### DATA PROVIDED ###

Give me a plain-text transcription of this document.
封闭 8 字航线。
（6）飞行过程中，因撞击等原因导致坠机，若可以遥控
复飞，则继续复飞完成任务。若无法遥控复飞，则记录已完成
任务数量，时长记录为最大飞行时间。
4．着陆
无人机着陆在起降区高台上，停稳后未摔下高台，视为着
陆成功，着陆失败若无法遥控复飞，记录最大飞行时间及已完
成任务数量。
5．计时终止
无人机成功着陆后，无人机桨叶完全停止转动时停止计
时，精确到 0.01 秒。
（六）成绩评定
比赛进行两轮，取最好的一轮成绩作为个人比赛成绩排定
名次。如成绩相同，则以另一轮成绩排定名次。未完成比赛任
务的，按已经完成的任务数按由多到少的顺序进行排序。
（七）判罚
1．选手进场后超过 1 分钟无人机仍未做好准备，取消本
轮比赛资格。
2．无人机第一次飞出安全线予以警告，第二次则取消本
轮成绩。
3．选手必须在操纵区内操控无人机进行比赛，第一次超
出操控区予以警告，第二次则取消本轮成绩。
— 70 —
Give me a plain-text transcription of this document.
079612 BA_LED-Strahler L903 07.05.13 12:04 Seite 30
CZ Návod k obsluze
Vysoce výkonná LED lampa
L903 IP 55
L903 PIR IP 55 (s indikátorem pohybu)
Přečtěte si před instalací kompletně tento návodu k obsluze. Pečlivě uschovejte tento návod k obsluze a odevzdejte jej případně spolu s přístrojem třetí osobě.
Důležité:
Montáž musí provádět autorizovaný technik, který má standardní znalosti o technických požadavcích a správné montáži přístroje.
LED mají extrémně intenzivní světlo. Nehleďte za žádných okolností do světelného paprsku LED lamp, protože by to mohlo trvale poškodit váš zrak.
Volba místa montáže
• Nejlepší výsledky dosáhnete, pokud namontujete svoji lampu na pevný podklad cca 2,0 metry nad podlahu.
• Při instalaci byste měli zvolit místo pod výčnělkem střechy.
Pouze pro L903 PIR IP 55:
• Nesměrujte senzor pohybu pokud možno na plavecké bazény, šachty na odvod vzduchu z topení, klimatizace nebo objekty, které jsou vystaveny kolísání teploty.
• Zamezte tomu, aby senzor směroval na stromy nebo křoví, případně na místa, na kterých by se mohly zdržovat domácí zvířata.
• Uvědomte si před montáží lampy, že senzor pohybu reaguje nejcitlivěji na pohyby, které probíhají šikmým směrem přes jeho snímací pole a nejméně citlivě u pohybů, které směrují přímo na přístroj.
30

###

In the entries above, identify each line that includes the string "pokud", then copy it.

> _SOLUTION BELOW_:
• Nejlepší výsledky dosáhnete, pokud namontujete svoji lampu na pevný podklad cca 2,0 metry nad podlahu.
• Nesměrujte senzor pohybu pokud možno na plavecké bazény, šachty na odvod vzduchu z topení, klimatizace nebo objekty, které jsou vystaveny kolísání teploty.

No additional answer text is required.